● **Aim of the task**: Each record needs to be retyped exactly, though its pictures should not appear.

● **Records for the task**:
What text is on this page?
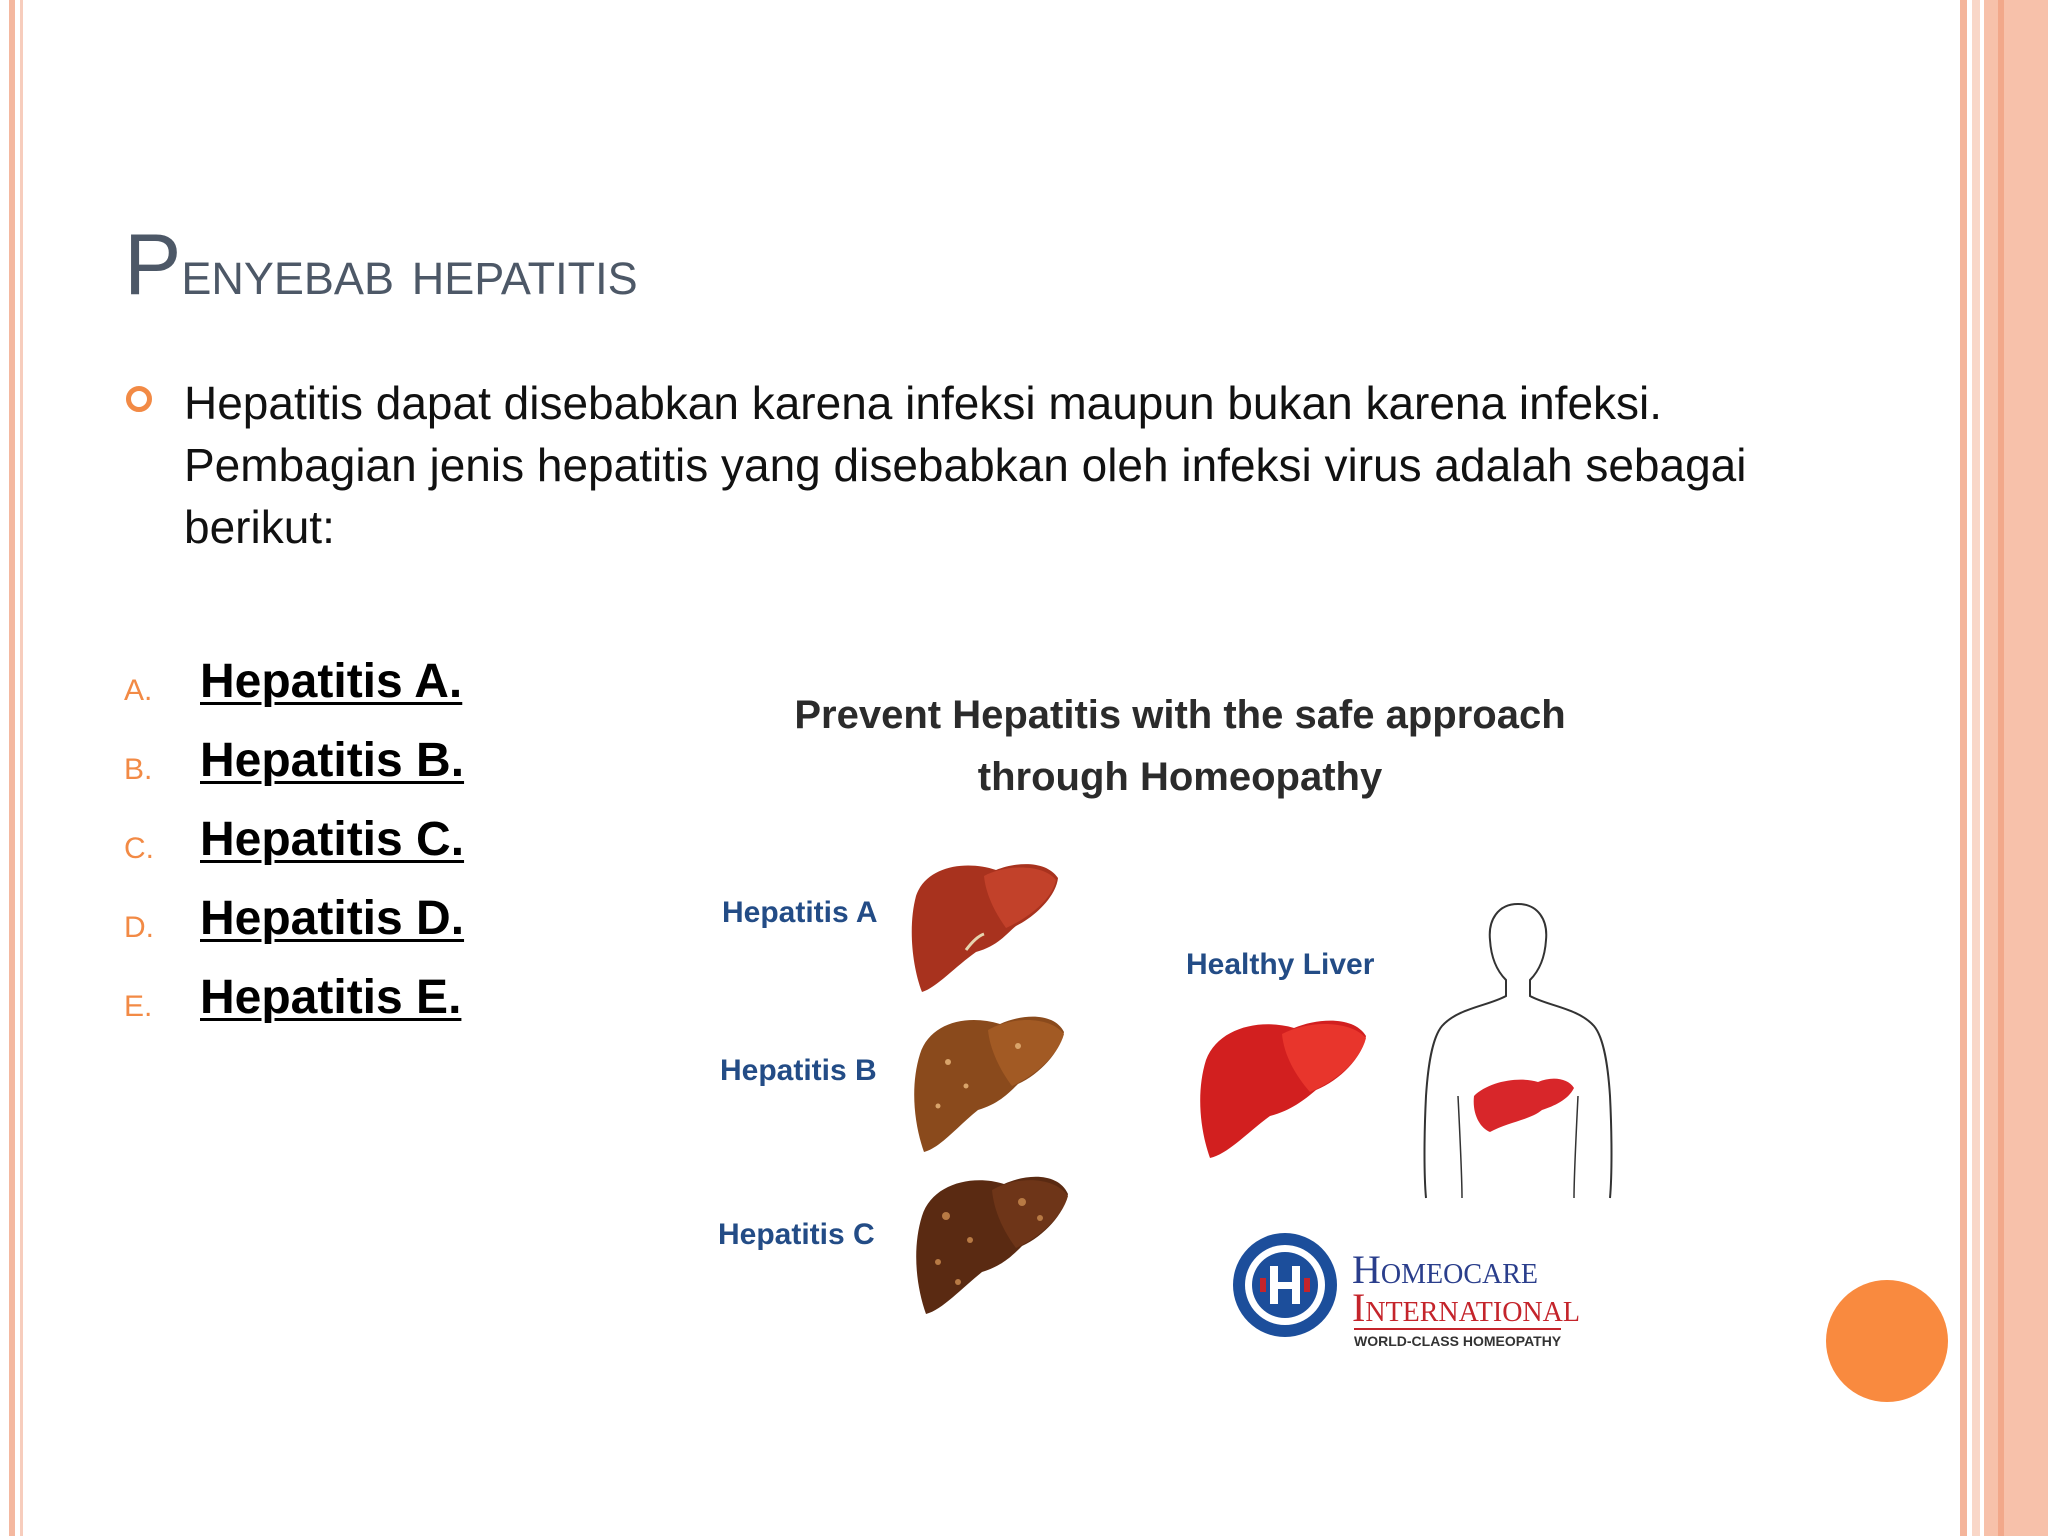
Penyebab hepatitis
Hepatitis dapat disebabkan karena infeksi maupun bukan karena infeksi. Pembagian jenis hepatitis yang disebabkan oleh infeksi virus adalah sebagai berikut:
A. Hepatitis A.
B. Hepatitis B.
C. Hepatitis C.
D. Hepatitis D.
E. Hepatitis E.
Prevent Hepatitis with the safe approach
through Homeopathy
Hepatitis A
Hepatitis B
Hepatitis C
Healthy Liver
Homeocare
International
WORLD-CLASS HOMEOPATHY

● **Problem solution**:
What text is on this page?
Penyebab hepatitis
Hepatitis dapat disebabkan karena infeksi maupun bukan karena infeksi. Pembagian jenis hepatitis yang disebabkan oleh infeksi virus adalah sebagai berikut:
A. Hepatitis A.
B. Hepatitis B.
C. Hepatitis C.
D. Hepatitis D.
E. Hepatitis E.
Prevent Hepatitis with the safe approach
through Homeopathy
Hepatitis A
Hepatitis B
Hepatitis C
Healthy Liver
Homeocare
International
WORLD-CLASS HOMEOPATHY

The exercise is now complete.